» **Given task**:
Pull every line holding the string "field" from the records below.

» **Materials provided**:
"""

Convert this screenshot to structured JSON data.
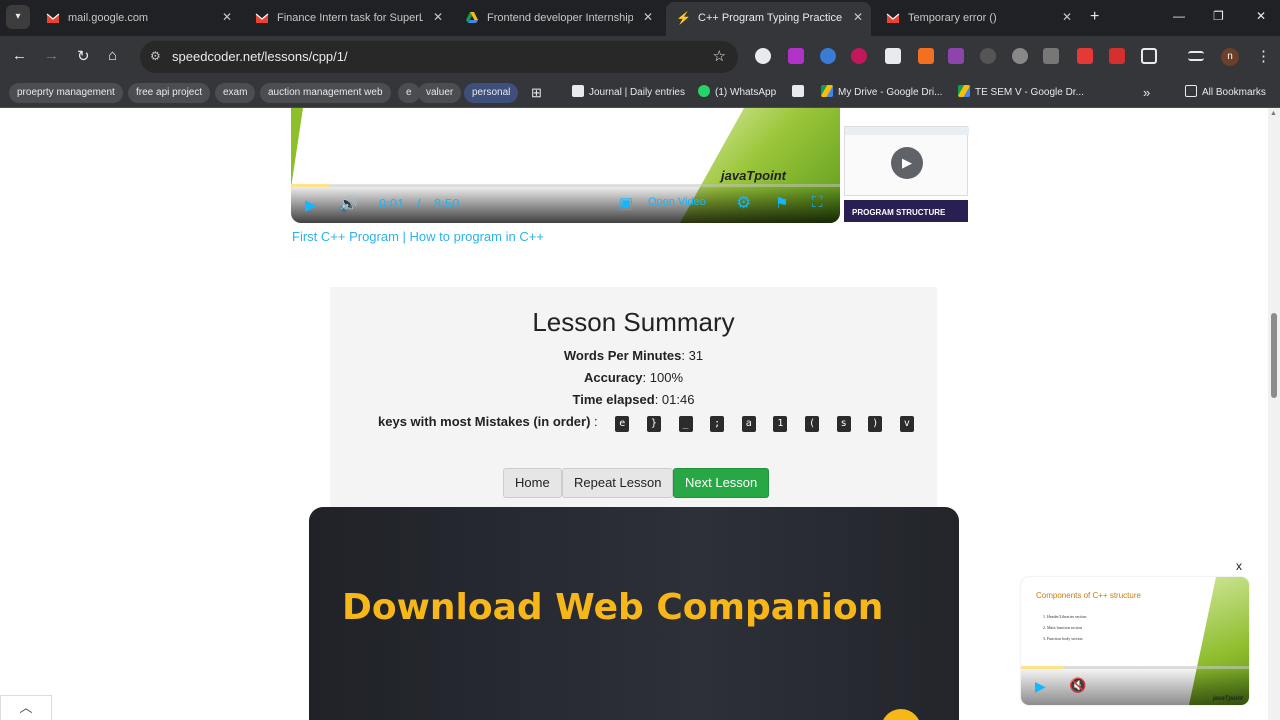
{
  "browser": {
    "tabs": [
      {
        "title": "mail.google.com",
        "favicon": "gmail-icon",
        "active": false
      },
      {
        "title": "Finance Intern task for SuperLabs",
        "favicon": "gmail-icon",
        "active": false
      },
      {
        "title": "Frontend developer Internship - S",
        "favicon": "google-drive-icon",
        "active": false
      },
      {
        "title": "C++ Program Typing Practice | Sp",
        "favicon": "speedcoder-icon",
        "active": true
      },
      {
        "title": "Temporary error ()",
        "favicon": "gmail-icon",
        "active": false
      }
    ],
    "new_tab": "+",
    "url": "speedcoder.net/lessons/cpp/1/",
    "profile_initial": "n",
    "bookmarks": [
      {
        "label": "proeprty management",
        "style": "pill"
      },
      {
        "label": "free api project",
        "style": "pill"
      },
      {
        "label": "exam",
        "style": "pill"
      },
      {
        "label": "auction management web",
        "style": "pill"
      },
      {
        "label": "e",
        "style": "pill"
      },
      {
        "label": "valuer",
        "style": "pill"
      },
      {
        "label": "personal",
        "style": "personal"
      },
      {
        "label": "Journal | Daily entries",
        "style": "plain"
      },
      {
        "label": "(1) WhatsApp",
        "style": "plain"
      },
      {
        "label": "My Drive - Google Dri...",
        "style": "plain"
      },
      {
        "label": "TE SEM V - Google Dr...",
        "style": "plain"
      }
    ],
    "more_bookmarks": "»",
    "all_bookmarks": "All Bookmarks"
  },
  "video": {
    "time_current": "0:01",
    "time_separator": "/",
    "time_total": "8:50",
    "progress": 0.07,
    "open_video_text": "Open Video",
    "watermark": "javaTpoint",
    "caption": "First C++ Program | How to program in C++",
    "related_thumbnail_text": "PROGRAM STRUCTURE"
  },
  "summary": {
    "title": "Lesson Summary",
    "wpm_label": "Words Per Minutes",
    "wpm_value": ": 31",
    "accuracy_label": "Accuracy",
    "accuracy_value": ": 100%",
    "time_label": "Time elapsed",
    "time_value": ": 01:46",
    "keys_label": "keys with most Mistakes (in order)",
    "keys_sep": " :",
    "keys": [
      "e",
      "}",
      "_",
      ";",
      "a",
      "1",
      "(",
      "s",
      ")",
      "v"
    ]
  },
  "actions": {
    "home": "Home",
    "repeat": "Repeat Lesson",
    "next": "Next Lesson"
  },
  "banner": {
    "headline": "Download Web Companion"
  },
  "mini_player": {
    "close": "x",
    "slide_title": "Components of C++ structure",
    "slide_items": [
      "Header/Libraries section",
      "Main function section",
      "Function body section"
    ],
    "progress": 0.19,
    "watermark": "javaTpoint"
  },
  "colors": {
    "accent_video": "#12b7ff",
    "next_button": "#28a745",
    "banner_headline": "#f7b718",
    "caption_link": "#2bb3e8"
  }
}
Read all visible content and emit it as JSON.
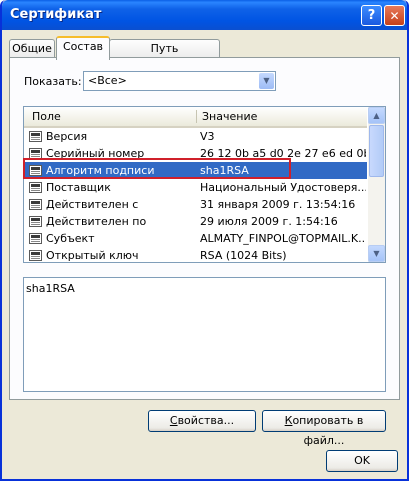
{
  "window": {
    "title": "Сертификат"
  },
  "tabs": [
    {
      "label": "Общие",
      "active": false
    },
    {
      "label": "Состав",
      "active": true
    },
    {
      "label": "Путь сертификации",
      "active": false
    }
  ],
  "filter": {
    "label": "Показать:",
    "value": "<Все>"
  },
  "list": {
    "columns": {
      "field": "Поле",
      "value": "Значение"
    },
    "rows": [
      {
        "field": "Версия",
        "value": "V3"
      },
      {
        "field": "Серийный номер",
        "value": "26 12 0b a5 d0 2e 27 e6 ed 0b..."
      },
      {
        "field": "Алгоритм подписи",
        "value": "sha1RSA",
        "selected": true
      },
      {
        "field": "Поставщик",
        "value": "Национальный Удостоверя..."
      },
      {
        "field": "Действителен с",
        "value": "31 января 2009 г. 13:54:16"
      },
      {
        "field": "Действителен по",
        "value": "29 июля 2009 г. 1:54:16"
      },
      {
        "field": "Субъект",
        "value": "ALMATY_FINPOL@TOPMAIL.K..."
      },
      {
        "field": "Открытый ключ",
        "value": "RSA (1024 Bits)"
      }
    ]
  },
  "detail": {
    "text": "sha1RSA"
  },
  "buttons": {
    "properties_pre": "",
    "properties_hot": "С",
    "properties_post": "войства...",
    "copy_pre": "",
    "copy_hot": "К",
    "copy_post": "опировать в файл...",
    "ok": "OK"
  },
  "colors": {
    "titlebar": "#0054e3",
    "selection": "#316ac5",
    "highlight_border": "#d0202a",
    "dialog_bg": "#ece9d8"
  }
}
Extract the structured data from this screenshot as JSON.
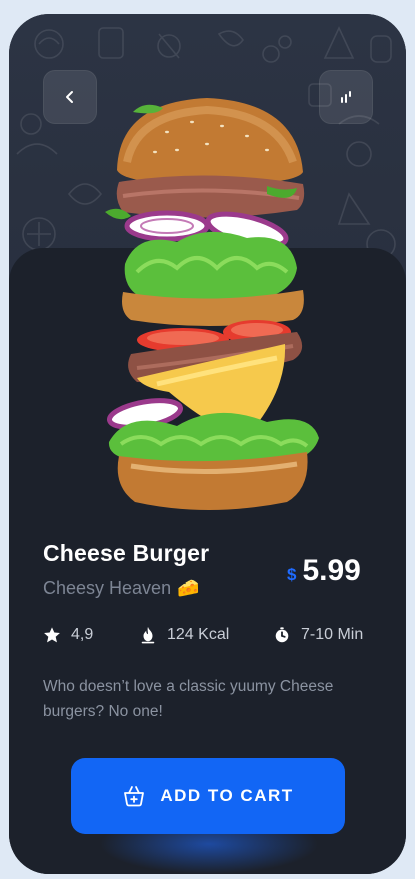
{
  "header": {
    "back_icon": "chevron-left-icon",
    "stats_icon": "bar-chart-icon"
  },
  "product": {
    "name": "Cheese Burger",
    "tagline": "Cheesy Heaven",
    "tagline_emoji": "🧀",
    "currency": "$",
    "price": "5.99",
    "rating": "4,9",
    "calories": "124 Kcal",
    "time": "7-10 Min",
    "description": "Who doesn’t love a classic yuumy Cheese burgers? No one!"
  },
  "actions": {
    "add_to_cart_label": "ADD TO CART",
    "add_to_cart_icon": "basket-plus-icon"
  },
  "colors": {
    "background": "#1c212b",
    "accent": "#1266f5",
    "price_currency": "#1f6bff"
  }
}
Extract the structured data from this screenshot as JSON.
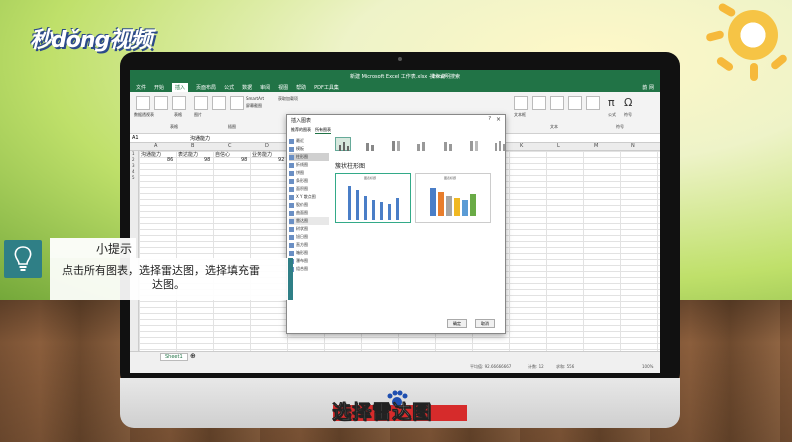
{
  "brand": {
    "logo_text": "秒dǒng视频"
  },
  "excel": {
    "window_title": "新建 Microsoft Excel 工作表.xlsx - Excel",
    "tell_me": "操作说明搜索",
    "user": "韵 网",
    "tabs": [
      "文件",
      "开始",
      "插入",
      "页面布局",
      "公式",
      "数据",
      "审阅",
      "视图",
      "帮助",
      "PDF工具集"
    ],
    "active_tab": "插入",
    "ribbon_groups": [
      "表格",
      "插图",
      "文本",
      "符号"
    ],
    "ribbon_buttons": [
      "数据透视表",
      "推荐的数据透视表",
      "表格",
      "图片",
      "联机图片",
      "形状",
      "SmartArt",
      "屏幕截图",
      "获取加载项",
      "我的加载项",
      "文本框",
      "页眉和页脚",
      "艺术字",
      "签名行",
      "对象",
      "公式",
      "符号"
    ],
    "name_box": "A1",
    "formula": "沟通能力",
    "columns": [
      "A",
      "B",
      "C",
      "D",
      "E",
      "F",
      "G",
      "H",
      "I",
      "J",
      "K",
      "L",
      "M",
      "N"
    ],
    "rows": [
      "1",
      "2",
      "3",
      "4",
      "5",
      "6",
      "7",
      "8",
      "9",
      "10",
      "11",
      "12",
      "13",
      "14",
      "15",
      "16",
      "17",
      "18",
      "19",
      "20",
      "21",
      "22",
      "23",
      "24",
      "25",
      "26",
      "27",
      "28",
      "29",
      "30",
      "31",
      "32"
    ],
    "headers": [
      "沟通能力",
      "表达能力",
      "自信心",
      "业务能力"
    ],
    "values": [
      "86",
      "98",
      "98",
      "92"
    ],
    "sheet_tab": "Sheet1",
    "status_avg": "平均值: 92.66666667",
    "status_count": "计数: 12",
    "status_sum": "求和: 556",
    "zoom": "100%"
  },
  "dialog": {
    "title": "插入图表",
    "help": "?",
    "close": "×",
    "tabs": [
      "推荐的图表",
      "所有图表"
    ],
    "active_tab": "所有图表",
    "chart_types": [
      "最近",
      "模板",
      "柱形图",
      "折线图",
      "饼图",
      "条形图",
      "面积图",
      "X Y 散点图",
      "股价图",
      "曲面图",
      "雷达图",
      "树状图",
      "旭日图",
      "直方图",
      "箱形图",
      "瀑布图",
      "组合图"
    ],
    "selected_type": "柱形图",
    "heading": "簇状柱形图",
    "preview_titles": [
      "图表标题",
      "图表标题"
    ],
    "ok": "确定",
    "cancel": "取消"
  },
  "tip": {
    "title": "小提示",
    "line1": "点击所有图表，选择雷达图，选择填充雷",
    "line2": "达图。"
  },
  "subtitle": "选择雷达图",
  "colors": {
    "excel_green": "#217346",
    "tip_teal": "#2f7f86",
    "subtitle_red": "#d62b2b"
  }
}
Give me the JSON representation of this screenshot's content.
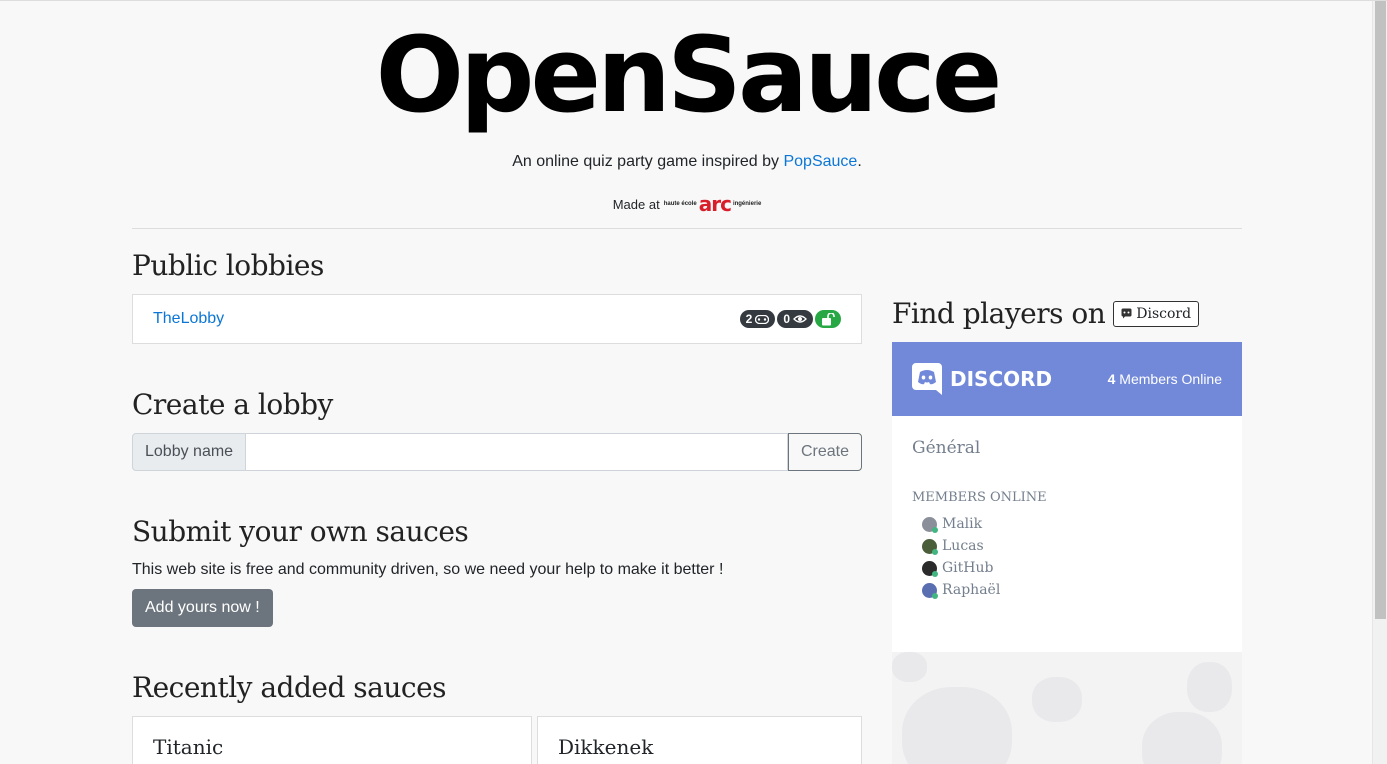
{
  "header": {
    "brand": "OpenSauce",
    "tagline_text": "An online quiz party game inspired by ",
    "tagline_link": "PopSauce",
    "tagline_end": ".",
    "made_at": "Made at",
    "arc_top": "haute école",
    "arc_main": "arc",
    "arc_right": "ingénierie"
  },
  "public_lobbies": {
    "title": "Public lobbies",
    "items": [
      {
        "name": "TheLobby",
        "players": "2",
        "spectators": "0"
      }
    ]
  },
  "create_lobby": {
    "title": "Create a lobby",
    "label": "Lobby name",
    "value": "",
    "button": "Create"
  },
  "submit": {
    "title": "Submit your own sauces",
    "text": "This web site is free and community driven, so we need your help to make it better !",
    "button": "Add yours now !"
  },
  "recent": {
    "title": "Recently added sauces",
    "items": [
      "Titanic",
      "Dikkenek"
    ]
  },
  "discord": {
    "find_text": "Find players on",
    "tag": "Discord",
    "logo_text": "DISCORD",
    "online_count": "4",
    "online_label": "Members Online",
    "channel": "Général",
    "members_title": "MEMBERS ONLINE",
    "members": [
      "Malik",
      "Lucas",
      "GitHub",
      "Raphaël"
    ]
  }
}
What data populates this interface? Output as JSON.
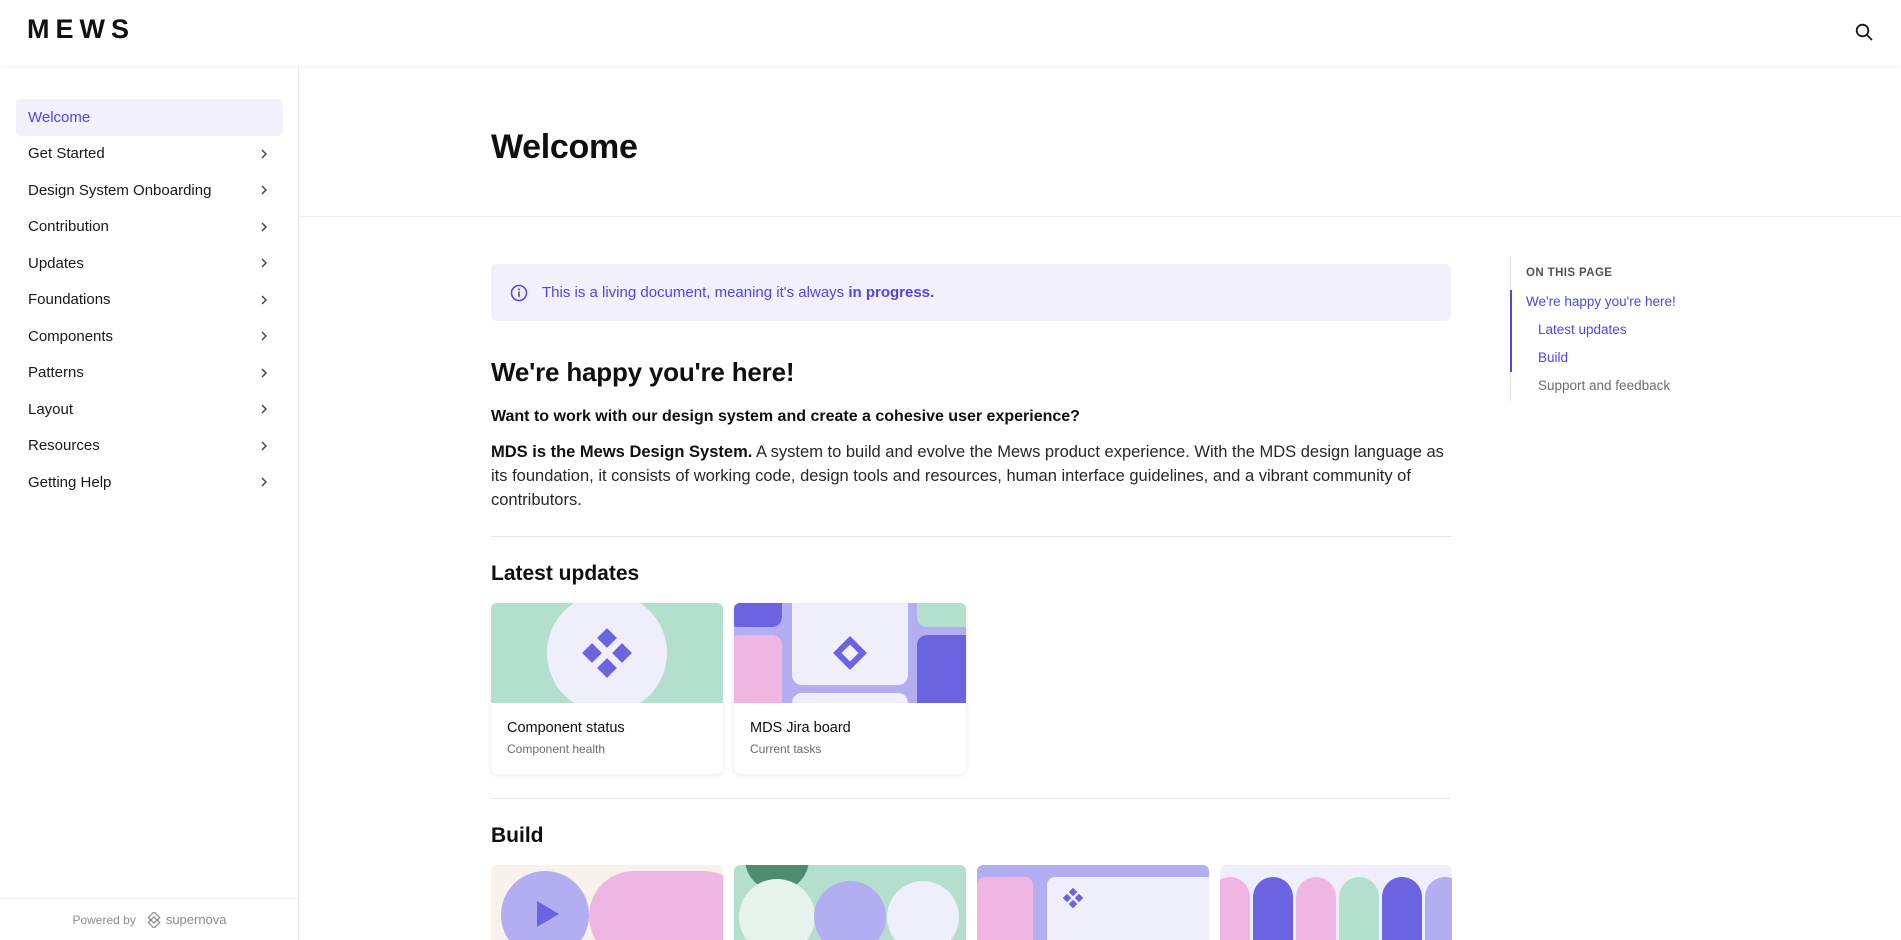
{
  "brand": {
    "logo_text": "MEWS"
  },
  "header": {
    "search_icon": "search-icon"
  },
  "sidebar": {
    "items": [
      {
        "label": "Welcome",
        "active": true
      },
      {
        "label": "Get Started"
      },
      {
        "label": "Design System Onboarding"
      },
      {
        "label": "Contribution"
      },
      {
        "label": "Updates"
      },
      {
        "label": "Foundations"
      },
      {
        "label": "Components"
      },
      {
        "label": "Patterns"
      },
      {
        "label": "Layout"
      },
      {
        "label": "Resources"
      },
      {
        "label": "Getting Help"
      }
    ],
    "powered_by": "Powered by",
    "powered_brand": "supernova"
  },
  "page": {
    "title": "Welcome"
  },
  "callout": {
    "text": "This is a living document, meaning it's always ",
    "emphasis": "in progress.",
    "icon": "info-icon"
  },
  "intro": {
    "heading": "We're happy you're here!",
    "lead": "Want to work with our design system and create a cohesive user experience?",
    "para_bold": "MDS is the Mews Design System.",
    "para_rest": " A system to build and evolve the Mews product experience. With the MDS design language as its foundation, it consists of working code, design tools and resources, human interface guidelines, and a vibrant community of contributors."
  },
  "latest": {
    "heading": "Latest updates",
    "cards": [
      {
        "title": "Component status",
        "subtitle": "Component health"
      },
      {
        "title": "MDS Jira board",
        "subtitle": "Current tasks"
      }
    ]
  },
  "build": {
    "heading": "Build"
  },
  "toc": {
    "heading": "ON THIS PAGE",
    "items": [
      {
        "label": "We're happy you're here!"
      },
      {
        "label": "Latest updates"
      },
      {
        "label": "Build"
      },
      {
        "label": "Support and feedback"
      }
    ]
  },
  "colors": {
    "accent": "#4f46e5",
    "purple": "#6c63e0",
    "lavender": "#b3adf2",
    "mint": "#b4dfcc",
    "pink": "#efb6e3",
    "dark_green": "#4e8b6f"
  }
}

"""

» **Completed task**:
      "field": "Поле",
        "field": "Версия",
        "field": "Серийный номер",
        "field": "Алгоритм подписи",
        "field": "Поставщик",
        "field": "Действителен с",
        "field": "Действителен по",
        "field": "Субъект",
        "field": "Открытый ключ",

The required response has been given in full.